» Excerpted text:
>>>>>

Nicolás Mazzina

Personal information
- Full name: Jorge Nicolás Mazzina
- Date of birth: 31 January 1979 (age 46)
- Place of birth: Buenos Aires, Argentina
- Height: 5 ft 10 in (1.78 m)
- Position(s): Midfielder

Youth career
- 000?–2000: Boca Juniors

Senior career*
- Years: Team / Apps / (Gls)
- 2000–2001: Kimberley / 29 / (8)
- 2001–2002: Swansea City / 3 / (0)
- 2002: York City / 3 / (0)
- 2004–2009: Parador / 43 / (5)
- 2009–2010: Las Norias / 7 / (0)

= Nicolás Mazzina =

Argentine footballer

Jorge Nicolás Mazzina (born 31 January 1979), known as Nicolás Mazzina, is an Argentine retired footballer who played as a midfielder.

==Career==
Born in Buenos Aires, Argentina, Mazzina made his way through the youth system at Boca Juniors, but after failing to make it into the first team he joined Kimberley in August 2000. After playing 29 games and scoring eight goals for the side, he joined Welsh side Swansea City in July 2001 after playing for them on trial. He was later told he was allowed to leave the club and in December he joined Motherwell of the Scottish Premier League on a one-week trial. He later had trials with Walsall and Livingston. He was released by Swansea in February 2002 after making four appearances for the club.

He went on trial with York City during pre-season in 2002, and despite picking up an injury was signed on by the club in August. His short-term contract was extended for a further month in September, but was released in October after making three appearances for the side. He resumed his career in regional Spanish football after joining Parador in 2004, and here he made 45 appearances and scored five goals in all competitions in five seasons. He then spent the 2009–10 season with Las Norias, where he made seven appearances.

==Career statistics==

| Club | Season | League^{[A]} |  | Cup |  | League Cup |  | Other^{[B]} |  | Total |  |
| Apps | Goals | Apps | Goals | Apps | Goals | Apps | Goals | Apps | Goals |
| Kimberley | 2000–01 | 29 | 8 | 0 | 0 | 0 | 0 | 0 | 0 | 29 | 8 |
| Swansea City | 2001–02 | 3 | 0 | 0 | 0 | 1 | 0 | 0 | 0 | 4 | 0 |
| York City | 2002–03 | 3 | 0 | 0 | 0 | 0 | 0 | 0 | 0 | 3 | 0 |
| Parador | 2004–05 | 5 | 0 | 0 | 0 | 0 | 0 | 0 | 0 | 5 | 0 |
| 2005–06 | 6 | 0 | 0 | 0 | 0 | 0 | 0 | 0 | 6 | 0 |
| 2006–07 | 6 | 3 | 0 | 0 | 0 | 0 | 2 | 0 | 8 | 3 |
| 2007–08 | 13 | 1 | 0 | 0 | 0 | 0 | 0 | 0 | 13 | 1 |
| 2008–09 | 13 | 1 | 0 | 0 | 0 | 0 | 0 | 0 | 13 | 1 |
| Total | 43 | 5 | 0 | 0 | 0 | 0 | 2 | 0 | 45 | 5 |
| Las Norias | 2009–10 | 7 | 0 | 0 | 0 | 0 | 0 | 0 | 0 | 7 | 0 |
| Career totals |  | 85 | 13 | 0 | 0 | 1 | 0 | 2 | 0 | 88 | 13 |

==Footnotes==

A. The "League" column constitutes appearances and goals (including those as a substitute) in the Football League and Divisiones Regionales de Fútbol in Andalusia.
B. The "Other" column constitutes appearances and goals (including those as a substitute) in the play-offs.

<<<<<

Copy out the stretch of the Nicolás Mazzina article from "- Place of birth: Buenos" through "Norias / 7 / (0)", keeping every word and mark unchanged.

Items from a data source
>>>>>

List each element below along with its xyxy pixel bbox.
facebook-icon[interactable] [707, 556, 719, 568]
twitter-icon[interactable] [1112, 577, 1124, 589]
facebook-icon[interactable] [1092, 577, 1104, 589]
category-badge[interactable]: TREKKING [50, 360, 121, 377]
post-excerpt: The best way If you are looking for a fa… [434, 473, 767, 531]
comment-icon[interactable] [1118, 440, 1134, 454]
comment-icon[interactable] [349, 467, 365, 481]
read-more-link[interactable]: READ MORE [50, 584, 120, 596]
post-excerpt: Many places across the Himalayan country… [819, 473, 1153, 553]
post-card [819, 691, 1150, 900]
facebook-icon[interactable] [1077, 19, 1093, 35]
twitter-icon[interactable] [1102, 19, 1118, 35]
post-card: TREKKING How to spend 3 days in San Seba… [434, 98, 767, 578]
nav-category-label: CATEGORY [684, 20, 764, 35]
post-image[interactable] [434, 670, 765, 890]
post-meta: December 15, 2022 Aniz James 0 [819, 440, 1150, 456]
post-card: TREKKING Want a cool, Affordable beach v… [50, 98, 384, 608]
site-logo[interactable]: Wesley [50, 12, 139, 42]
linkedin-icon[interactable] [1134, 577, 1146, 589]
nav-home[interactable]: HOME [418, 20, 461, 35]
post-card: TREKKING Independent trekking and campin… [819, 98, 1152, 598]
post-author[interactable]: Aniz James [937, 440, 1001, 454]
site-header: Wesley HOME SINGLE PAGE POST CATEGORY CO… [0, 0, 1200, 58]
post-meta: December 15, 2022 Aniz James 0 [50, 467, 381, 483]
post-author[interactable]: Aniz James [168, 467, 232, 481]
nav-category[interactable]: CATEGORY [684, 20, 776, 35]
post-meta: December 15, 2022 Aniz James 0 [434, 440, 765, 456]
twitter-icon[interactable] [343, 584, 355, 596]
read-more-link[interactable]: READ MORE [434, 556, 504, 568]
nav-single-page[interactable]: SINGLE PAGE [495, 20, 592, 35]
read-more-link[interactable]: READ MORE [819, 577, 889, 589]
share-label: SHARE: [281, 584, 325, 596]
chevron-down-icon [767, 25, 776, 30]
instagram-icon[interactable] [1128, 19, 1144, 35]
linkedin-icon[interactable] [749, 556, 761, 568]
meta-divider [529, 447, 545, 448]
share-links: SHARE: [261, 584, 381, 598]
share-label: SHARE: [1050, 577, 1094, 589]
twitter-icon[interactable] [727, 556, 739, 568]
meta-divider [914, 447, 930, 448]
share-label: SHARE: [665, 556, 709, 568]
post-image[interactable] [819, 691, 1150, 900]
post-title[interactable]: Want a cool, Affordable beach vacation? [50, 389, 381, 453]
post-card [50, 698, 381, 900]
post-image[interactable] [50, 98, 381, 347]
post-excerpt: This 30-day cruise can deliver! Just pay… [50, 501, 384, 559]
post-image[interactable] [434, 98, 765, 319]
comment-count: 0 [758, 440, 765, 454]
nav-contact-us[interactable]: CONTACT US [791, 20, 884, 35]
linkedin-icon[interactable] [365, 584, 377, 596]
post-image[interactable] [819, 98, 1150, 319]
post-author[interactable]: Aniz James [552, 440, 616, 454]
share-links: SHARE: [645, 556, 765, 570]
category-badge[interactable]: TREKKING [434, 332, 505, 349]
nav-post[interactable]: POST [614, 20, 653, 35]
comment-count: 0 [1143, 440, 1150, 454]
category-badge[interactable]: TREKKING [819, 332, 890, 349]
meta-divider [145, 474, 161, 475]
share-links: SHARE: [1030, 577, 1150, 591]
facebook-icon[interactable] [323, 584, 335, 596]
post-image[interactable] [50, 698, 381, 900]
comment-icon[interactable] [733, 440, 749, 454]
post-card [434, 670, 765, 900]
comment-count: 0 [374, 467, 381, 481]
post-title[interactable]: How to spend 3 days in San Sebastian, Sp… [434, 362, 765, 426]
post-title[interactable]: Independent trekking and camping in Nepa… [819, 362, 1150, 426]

<<<<<

» Result below:
- Place of birth: Buenos Aires, Argentina
- Height: 5 ft 10 in (1.78 m)
- Position(s): Midfielder

Youth career
- 000?–2000: Boca Juniors

Senior career*
- Years: Team / Apps / (Gls)
- 2000–2001: Kimberley / 29 / (8)
- 2001–2002: Swansea City / 3 / (0)
- 2002: York City / 3 / (0)
- 2004–2009: Parador / 43 / (5)
- 2009–2010: Las Norias / 7 / (0)